**SHORT EXERCISE**
Restate the records below word for word.
-------- RECORDS TO USE --------
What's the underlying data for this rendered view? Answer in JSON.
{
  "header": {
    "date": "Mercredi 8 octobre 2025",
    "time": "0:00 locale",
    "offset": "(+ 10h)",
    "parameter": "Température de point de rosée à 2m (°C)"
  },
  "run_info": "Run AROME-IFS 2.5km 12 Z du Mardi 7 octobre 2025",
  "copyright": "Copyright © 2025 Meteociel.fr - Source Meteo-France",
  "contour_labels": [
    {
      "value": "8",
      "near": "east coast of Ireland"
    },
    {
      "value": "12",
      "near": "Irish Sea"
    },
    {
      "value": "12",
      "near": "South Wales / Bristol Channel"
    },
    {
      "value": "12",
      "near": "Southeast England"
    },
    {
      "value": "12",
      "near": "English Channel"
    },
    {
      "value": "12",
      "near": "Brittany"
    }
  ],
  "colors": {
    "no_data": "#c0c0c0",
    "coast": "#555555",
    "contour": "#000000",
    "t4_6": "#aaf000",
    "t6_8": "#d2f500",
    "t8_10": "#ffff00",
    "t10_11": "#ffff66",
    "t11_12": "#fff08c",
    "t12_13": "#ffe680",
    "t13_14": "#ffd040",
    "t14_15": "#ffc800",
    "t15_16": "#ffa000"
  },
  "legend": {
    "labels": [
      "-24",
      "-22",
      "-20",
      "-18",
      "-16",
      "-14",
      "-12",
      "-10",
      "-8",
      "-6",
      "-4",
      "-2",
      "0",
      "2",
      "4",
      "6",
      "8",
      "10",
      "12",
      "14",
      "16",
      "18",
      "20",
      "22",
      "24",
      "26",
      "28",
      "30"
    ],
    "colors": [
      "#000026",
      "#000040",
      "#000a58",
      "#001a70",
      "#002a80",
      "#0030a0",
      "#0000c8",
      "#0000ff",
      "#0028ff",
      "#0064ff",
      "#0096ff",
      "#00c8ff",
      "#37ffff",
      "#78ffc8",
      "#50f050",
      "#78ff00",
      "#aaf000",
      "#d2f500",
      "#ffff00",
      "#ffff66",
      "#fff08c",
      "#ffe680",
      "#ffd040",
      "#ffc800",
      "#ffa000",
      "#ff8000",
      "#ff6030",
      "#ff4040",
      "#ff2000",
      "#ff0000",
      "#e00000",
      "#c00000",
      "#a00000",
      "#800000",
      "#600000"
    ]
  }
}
--------
**OUTPUT OF THE EXERCISE**
What's the underlying data for this rendered view? Answer in JSON.
{
  "header": {
    "date": "Mercredi 8 octobre 2025",
    "time": "0:00 locale",
    "offset": "(+ 10h)",
    "parameter": "Température de point de rosée à 2m (°C)"
  },
  "run_info": "Run AROME-IFS 2.5km 12 Z du Mardi 7 octobre 2025",
  "copyright": "Copyright © 2025 Meteociel.fr - Source Meteo-France",
  "contour_labels": [
    {
      "value": "8",
      "near": "east coast of Ireland"
    },
    {
      "value": "12",
      "near": "Irish Sea"
    },
    {
      "value": "12",
      "near": "South Wales / Bristol Channel"
    },
    {
      "value": "12",
      "near": "Southeast England"
    },
    {
      "value": "12",
      "near": "English Channel"
    },
    {
      "value": "12",
      "near": "Brittany"
    }
  ],
  "colors": {
    "no_data": "#c0c0c0",
    "coast": "#555555",
    "contour": "#000000",
    "t4_6": "#aaf000",
    "t6_8": "#d2f500",
    "t8_10": "#ffff00",
    "t10_11": "#ffff66",
    "t11_12": "#fff08c",
    "t12_13": "#ffe680",
    "t13_14": "#ffd040",
    "t14_15": "#ffc800",
    "t15_16": "#ffa000"
  },
  "legend": {
    "labels": [
      "-24",
      "-22",
      "-20",
      "-18",
      "-16",
      "-14",
      "-12",
      "-10",
      "-8",
      "-6",
      "-4",
      "-2",
      "0",
      "2",
      "4",
      "6",
      "8",
      "10",
      "12",
      "14",
      "16",
      "18",
      "20",
      "22",
      "24",
      "26",
      "28",
      "30"
    ],
    "colors": [
      "#000026",
      "#000040",
      "#000a58",
      "#001a70",
      "#002a80",
      "#0030a0",
      "#0000c8",
      "#0000ff",
      "#0028ff",
      "#0064ff",
      "#0096ff",
      "#00c8ff",
      "#37ffff",
      "#78ffc8",
      "#50f050",
      "#78ff00",
      "#aaf000",
      "#d2f500",
      "#ffff00",
      "#ffff66",
      "#fff08c",
      "#ffe680",
      "#ffd040",
      "#ffc800",
      "#ffa000",
      "#ff8000",
      "#ff6030",
      "#ff4040",
      "#ff2000",
      "#ff0000",
      "#e00000",
      "#c00000",
      "#a00000",
      "#800000",
      "#600000"
    ]
  }
}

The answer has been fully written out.